Objective:
Give an exact transcription of every line, dropping the images.

Entries:
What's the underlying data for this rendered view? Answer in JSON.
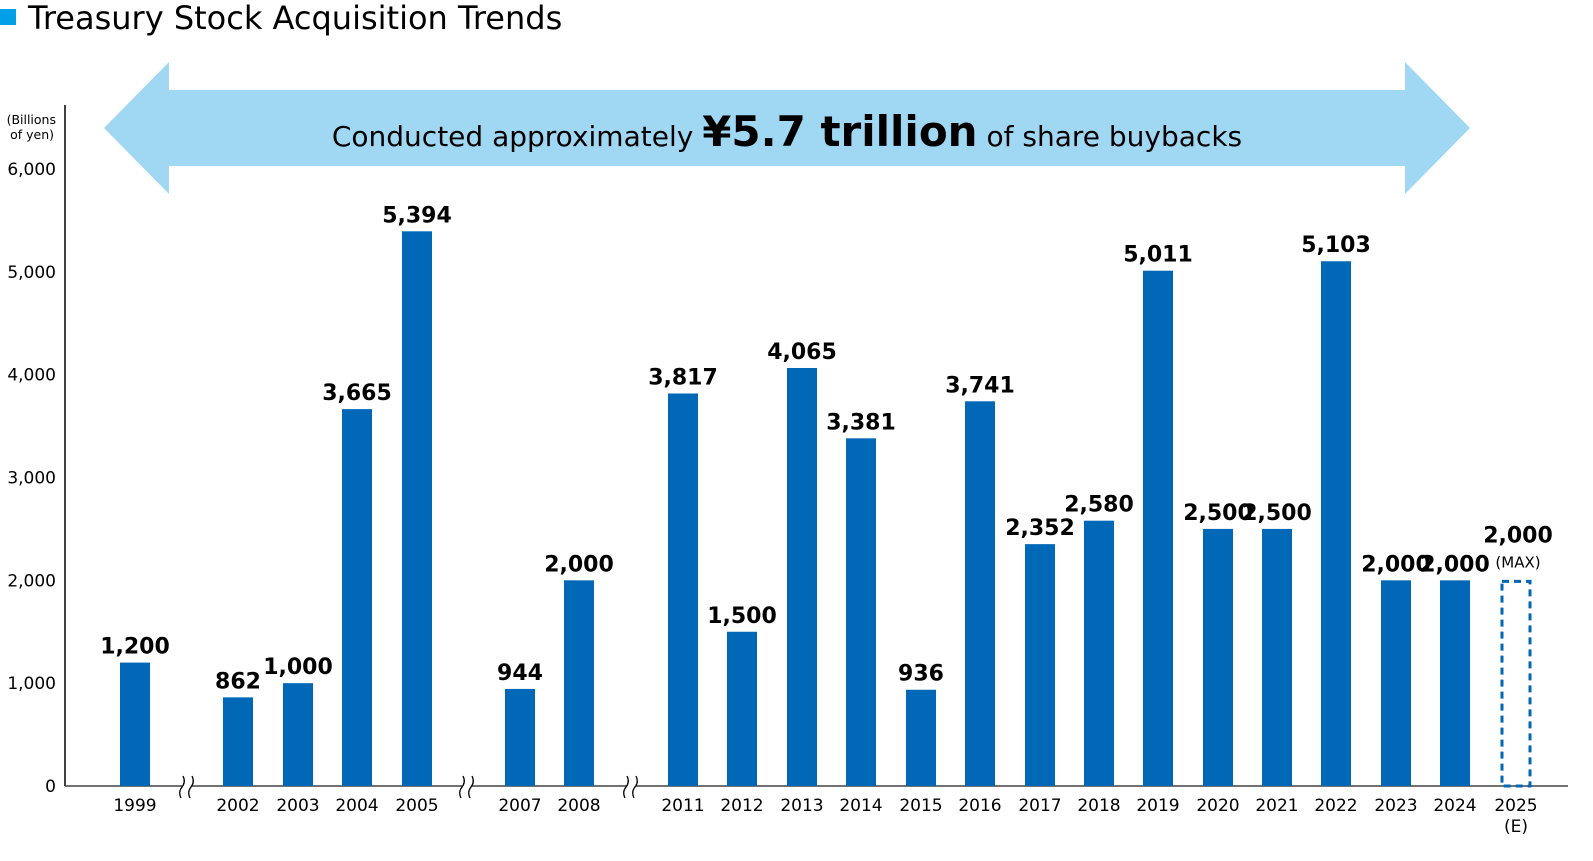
{
  "chart_data": {
    "type": "bar",
    "title": "Treasury Stock Acquisition Trends",
    "ylabel": "(Billions of yen)",
    "ylabel_lines": [
      "(Billions",
      "of yen)"
    ],
    "ylim": [
      0,
      6000
    ],
    "yticks": [
      "0",
      "1,000",
      "2,000",
      "3,000",
      "4,000",
      "5,000",
      "6,000"
    ],
    "ytick_values": [
      0,
      1000,
      2000,
      3000,
      4000,
      5000,
      6000
    ],
    "grid": false,
    "axis_breaks_after": [
      "1999",
      "2005",
      "2008"
    ],
    "categories": [
      "1999",
      "2002",
      "2003",
      "2004",
      "2005",
      "2007",
      "2008",
      "2011",
      "2012",
      "2013",
      "2014",
      "2015",
      "2016",
      "2017",
      "2018",
      "2019",
      "2020",
      "2021",
      "2022",
      "2023",
      "2024",
      "2025"
    ],
    "category_notes": {
      "2025": "(E)"
    },
    "values": [
      1200,
      862,
      1000,
      3665,
      5394,
      944,
      2000,
      3817,
      1500,
      4065,
      3381,
      936,
      3741,
      2352,
      2580,
      5011,
      2500,
      2500,
      5103,
      2000,
      2000,
      2000
    ],
    "data_labels": [
      "1,200",
      "862",
      "1,000",
      "3,665",
      "5,394",
      "944",
      "2,000",
      "3,817",
      "1,500",
      "4,065",
      "3,381",
      "936",
      "3,741",
      "2,352",
      "2,580",
      "5,011",
      "2,500",
      "2,500",
      "5,103",
      "2,000",
      "2,000",
      "2,000"
    ],
    "estimated_category": "2025",
    "estimated_label_note": "(MAX)",
    "bar_color": "#0068b7",
    "title_marker_color": "#00a0e9",
    "annotation": {
      "prefix": "Conducted approximately ",
      "highlight": "¥5.7 trillion",
      "suffix": " of share buybacks",
      "arrow_color": "#a0d8f4"
    }
  }
}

Expected answer:
What's the underlying data for this rendered view? Answer in JSON.
{
  "chart_data": {
    "type": "bar",
    "title": "Treasury Stock Acquisition Trends",
    "ylabel": "(Billions of yen)",
    "ylabel_lines": [
      "(Billions",
      "of yen)"
    ],
    "ylim": [
      0,
      6000
    ],
    "yticks": [
      "0",
      "1,000",
      "2,000",
      "3,000",
      "4,000",
      "5,000",
      "6,000"
    ],
    "ytick_values": [
      0,
      1000,
      2000,
      3000,
      4000,
      5000,
      6000
    ],
    "grid": false,
    "axis_breaks_after": [
      "1999",
      "2005",
      "2008"
    ],
    "categories": [
      "1999",
      "2002",
      "2003",
      "2004",
      "2005",
      "2007",
      "2008",
      "2011",
      "2012",
      "2013",
      "2014",
      "2015",
      "2016",
      "2017",
      "2018",
      "2019",
      "2020",
      "2021",
      "2022",
      "2023",
      "2024",
      "2025"
    ],
    "category_notes": {
      "2025": "(E)"
    },
    "values": [
      1200,
      862,
      1000,
      3665,
      5394,
      944,
      2000,
      3817,
      1500,
      4065,
      3381,
      936,
      3741,
      2352,
      2580,
      5011,
      2500,
      2500,
      5103,
      2000,
      2000,
      2000
    ],
    "data_labels": [
      "1,200",
      "862",
      "1,000",
      "3,665",
      "5,394",
      "944",
      "2,000",
      "3,817",
      "1,500",
      "4,065",
      "3,381",
      "936",
      "3,741",
      "2,352",
      "2,580",
      "5,011",
      "2,500",
      "2,500",
      "5,103",
      "2,000",
      "2,000",
      "2,000"
    ],
    "estimated_category": "2025",
    "estimated_label_note": "(MAX)",
    "bar_color": "#0068b7",
    "title_marker_color": "#00a0e9",
    "annotation": {
      "prefix": "Conducted approximately ",
      "highlight": "¥5.7 trillion",
      "suffix": " of share buybacks",
      "arrow_color": "#a0d8f4"
    }
  }
}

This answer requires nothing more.